------ Dataset extract ------

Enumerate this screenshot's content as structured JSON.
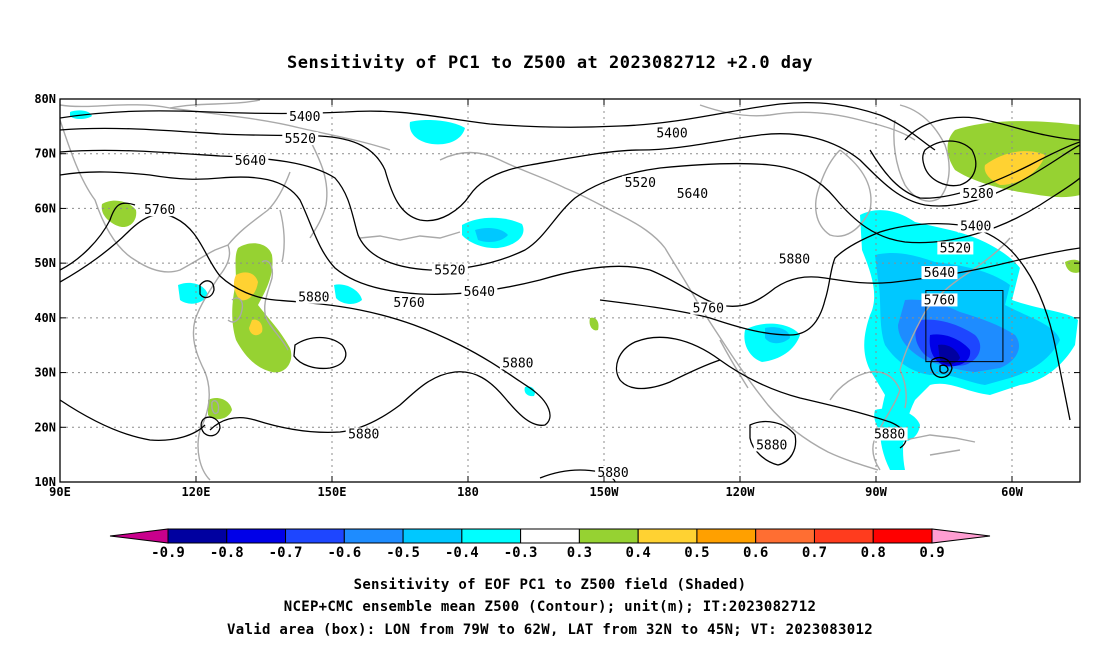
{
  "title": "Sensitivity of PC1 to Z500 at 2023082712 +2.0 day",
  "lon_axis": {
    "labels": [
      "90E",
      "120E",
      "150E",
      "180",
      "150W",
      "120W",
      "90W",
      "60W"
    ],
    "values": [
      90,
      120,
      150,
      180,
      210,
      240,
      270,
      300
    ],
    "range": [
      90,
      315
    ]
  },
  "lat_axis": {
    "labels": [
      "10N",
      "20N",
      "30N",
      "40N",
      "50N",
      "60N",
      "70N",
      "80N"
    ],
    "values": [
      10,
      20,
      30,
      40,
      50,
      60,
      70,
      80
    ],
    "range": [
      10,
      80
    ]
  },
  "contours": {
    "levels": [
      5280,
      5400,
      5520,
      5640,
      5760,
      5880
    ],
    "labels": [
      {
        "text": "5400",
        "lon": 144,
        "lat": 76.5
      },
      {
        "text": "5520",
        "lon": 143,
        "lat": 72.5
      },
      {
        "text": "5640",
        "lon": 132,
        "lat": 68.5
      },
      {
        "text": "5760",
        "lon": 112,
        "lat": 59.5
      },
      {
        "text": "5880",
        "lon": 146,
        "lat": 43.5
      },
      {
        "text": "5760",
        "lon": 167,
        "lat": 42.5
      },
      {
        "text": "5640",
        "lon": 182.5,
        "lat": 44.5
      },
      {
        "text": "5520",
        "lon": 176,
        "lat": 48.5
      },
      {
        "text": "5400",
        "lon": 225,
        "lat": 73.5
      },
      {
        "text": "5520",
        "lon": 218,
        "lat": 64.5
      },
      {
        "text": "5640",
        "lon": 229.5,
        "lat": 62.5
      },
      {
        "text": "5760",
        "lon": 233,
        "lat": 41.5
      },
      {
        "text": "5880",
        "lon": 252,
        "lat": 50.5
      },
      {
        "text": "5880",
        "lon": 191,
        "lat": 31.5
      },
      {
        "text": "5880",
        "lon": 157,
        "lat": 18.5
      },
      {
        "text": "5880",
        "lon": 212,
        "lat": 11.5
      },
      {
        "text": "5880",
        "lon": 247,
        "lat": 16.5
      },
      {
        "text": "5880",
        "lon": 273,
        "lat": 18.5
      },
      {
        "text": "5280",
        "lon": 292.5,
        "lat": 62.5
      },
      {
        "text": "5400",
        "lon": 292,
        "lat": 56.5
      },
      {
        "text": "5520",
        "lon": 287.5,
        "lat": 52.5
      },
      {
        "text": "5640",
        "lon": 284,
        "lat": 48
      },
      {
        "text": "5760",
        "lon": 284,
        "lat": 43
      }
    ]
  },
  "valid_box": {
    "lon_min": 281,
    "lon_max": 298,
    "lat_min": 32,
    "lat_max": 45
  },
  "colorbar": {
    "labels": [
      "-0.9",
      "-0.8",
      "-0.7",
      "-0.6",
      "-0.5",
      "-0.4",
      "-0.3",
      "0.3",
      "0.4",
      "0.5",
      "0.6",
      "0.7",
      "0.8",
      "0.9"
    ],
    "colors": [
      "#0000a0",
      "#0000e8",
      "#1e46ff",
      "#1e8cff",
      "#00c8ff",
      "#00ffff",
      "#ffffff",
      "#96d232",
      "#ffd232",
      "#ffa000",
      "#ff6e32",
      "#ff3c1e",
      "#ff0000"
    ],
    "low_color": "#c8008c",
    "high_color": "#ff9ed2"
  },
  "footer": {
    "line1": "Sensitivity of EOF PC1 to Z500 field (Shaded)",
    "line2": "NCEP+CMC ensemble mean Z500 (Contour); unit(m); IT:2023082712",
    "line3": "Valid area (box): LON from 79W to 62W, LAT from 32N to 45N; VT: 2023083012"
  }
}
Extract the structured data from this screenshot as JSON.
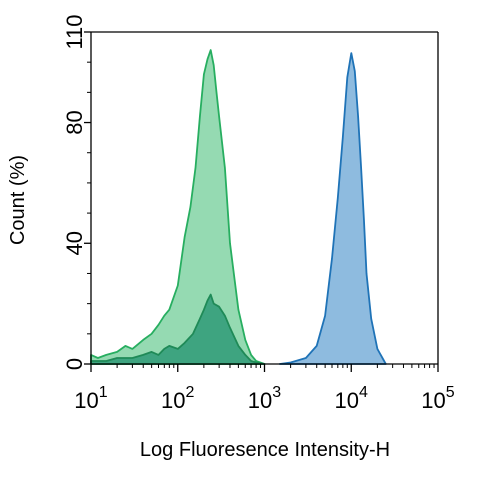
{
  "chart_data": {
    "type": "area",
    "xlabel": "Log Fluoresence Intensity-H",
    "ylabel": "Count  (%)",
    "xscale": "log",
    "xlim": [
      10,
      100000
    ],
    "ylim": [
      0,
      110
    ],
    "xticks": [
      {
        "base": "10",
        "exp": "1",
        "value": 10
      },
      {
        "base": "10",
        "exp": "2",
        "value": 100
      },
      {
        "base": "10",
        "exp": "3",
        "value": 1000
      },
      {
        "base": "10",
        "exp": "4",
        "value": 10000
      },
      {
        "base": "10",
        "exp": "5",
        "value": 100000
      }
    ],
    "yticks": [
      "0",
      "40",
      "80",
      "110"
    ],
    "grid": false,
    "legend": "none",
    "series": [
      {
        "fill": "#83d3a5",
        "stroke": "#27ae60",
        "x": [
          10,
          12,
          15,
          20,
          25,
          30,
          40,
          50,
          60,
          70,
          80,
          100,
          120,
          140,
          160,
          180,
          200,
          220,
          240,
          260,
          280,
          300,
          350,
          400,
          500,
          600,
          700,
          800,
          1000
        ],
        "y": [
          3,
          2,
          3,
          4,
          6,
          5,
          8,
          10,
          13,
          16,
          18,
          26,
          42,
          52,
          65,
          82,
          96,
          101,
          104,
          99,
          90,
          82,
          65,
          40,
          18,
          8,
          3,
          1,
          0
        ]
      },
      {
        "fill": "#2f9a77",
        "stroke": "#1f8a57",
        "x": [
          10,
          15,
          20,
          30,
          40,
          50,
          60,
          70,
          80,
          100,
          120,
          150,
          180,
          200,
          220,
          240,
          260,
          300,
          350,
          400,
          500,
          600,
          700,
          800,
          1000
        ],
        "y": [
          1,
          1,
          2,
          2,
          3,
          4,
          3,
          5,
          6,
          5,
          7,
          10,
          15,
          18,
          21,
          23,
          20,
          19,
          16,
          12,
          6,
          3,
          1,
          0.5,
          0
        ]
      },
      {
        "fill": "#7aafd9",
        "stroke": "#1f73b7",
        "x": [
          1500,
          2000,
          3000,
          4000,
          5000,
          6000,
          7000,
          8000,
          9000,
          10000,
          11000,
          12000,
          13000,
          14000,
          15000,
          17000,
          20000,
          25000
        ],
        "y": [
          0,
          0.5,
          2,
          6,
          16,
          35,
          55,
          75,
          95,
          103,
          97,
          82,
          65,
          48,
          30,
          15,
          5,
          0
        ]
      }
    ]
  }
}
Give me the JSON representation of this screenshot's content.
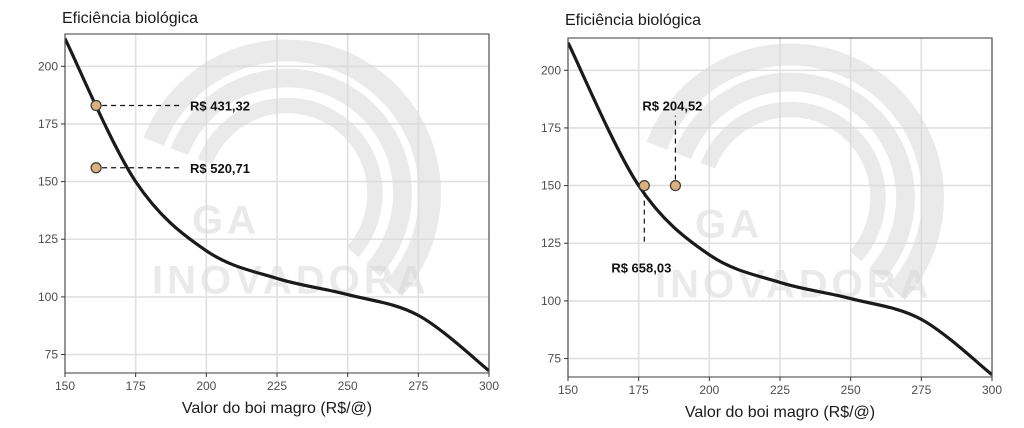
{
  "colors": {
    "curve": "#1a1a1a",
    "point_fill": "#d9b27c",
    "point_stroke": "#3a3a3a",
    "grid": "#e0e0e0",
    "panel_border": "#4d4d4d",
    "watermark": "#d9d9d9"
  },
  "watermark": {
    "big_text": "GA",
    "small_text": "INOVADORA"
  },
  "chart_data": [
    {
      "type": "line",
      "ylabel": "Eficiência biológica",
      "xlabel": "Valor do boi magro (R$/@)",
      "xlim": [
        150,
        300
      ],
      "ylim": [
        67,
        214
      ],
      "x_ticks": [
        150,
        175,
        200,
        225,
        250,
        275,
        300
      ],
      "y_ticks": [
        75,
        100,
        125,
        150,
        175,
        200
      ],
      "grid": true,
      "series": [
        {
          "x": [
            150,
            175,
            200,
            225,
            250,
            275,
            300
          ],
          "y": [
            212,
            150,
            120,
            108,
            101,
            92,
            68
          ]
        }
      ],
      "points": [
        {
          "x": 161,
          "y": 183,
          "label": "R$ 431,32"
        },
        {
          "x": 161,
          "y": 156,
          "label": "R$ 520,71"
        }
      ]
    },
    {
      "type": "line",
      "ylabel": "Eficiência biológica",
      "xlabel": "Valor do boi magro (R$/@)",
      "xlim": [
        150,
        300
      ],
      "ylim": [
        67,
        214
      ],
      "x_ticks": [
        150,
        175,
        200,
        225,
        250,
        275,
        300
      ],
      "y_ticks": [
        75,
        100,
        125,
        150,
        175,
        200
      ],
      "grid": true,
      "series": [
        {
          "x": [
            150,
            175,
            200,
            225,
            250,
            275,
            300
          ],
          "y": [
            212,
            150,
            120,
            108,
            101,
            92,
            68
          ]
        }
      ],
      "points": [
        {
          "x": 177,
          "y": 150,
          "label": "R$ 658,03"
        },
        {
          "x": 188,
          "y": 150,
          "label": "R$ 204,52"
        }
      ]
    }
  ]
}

------

Go through the material above and count the lines that contain "JSON"; answer with the number alone.

Result of the exercise →
3